** Text **
........
Lamellar mesostructured silicas with chemically significant hierarchical morphologies

We describe the hierarchical structures of mesostructured silicas assembled from electrically neutral and unsymmetrical Gemini surfactants of the type CnH2n+1NH(CH2)(m)NH2 with n = 10, 12, 14 and m = 3, 4. As expected for Gemini surfactants with an all anti-chain configuration and a packing parameter near 1.0, lamellar framework structures are formed, regardless of the length of the alkyl chain (n) and the number of carbon atoms (m) linking the two amino group centers. However, different layer curvatures and levels of hierarchical structure are observed depending on the delicate balance between the hydrophilic interactions at the surfactant head group-silica interface and the hydrophobic interactions between the surfactant alkyl groups. For Gemini derivatives with n = 12 or 14 and m = 3 or 4, well-expressed hierarchical vesicles are formed that are analogous to those assembled previously from Gemini surfactants with m = 2. However, for n = 10, a new coiled slab structure (m = 3) and an onion-like core-shell structure (m = 4) are formed. In addition, a previously unobserved stripe-like silica structure is obtained from a C-12+2+0(0) Gemini surfactant in combination with an alpha,omega-diamine co-surfactant. The relative stability of these hierarchical structures depends on the delicate competition between the long-range elastic forces occurring in the hydrophobic region of the assembled surfactant and the short-range chemical forces in the hydrophilic moiety. Lamellar silicas with hierarchical vesicular structures, the new coiled slab, and stripe-like phases promise to be chemically significant morphologies, because they can minimize the framework pore length and provide optimal access to the framework walls under diffusion-limited conditions.
........
** Supplied data **
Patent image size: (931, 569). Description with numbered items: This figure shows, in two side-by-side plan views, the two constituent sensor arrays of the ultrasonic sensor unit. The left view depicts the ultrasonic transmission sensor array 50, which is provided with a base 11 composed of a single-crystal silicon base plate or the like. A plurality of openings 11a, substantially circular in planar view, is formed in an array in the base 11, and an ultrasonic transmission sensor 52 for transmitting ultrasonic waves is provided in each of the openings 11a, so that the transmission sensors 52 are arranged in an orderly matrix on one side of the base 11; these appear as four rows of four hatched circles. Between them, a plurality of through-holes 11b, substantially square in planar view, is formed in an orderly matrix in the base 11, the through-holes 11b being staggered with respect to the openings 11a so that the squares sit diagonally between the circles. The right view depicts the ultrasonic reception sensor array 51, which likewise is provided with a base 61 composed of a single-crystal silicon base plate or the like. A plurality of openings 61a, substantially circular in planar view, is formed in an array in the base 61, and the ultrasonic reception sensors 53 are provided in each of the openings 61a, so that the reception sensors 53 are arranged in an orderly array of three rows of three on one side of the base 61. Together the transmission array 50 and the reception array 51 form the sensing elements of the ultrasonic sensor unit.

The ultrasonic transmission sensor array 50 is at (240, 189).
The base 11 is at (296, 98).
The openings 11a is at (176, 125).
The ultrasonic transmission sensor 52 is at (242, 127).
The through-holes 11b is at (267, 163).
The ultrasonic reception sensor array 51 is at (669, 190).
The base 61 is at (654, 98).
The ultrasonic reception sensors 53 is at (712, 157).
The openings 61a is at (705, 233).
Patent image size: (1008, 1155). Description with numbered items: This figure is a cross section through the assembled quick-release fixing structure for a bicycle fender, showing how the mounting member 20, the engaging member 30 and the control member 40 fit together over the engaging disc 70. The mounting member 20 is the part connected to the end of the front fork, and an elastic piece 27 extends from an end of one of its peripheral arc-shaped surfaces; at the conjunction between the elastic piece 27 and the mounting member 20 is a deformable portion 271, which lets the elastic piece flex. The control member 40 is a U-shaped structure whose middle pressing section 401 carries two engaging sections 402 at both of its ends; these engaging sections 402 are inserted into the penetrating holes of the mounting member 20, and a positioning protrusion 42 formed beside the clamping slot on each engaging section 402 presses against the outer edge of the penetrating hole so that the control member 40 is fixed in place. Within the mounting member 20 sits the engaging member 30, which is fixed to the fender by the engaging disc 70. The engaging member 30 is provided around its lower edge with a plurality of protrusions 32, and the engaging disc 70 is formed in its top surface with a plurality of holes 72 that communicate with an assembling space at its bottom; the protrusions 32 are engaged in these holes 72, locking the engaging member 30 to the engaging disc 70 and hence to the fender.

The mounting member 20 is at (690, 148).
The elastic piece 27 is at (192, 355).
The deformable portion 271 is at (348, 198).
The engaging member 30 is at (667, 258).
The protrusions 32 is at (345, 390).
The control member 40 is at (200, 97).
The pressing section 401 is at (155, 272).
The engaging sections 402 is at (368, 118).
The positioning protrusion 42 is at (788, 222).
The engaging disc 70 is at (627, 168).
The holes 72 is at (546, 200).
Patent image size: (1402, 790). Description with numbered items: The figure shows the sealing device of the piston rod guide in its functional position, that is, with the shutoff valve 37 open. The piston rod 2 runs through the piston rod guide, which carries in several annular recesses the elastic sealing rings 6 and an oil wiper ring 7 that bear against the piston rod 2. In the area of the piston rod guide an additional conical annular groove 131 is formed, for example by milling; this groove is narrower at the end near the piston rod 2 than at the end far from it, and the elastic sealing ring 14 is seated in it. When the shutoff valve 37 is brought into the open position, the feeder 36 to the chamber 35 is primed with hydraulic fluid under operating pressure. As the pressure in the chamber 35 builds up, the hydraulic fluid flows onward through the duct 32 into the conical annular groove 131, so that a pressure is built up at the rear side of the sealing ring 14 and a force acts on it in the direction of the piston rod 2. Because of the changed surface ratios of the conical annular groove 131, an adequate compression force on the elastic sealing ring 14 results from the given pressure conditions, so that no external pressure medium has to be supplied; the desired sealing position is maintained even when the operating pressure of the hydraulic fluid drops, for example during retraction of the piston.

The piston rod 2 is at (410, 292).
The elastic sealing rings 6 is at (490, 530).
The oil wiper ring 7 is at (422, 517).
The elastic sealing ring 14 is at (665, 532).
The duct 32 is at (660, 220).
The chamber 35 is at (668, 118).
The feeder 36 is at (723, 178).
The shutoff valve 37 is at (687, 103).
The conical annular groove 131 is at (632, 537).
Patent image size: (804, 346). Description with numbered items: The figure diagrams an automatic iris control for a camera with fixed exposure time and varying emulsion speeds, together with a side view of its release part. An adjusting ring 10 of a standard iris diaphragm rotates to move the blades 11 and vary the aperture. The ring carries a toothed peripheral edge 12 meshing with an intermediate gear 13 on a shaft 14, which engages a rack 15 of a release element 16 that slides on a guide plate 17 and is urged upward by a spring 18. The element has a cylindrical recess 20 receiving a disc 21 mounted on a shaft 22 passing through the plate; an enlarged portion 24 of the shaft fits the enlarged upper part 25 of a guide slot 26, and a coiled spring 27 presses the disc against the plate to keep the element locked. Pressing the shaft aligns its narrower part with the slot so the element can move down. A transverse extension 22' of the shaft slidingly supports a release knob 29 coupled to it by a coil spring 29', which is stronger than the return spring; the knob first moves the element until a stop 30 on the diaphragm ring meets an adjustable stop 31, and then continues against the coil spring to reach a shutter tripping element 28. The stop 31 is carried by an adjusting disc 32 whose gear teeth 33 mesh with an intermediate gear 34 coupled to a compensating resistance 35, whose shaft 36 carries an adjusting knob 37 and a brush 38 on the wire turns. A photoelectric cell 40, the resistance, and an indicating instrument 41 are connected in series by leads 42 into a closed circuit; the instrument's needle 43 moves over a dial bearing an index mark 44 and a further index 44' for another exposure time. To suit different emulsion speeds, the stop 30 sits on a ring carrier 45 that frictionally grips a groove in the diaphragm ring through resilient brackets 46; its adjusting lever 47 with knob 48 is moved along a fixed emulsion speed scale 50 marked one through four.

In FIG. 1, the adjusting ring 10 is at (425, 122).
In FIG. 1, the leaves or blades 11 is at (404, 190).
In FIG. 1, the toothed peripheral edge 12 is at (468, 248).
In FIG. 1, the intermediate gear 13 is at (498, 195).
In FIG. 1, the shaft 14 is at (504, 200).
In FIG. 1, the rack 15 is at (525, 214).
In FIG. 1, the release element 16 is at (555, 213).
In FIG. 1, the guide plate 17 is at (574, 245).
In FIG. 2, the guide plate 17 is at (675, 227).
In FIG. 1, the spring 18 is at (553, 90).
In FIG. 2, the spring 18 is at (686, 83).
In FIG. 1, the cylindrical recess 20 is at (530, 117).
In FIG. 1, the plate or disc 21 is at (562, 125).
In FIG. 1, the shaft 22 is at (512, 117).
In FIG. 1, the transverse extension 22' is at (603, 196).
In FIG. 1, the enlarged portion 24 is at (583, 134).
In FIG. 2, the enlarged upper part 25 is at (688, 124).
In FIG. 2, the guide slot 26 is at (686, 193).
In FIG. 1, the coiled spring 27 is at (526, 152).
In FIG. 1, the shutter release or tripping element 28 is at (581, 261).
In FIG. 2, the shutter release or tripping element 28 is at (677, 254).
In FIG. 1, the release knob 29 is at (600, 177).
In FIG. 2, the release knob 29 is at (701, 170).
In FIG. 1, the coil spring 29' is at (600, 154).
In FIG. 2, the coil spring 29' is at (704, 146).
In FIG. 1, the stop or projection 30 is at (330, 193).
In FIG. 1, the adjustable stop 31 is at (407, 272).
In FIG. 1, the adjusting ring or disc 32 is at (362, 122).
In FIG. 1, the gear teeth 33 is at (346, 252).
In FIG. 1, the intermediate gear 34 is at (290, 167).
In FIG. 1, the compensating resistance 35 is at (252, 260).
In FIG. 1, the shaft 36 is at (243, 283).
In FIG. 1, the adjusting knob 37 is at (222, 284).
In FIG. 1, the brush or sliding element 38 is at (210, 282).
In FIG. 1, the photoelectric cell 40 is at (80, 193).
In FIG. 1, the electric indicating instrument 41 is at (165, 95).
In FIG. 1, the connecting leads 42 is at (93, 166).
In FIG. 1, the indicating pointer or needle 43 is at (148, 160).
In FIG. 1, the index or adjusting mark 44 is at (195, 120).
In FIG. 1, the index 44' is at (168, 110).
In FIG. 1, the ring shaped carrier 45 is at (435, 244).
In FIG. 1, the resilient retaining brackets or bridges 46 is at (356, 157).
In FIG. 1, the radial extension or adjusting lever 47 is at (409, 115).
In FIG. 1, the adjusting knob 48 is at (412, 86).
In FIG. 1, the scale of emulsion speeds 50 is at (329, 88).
........
** Problem to work on **
According to the abstract on lamellar mesostructured silicas, what structure forms from the Gemini surfactant with n = 10 and m = 4? The entries are separate material, apart from the abstract on lamellar mesostructured silicas.

** Solution to this exercise **
An onion-like core-shell structure.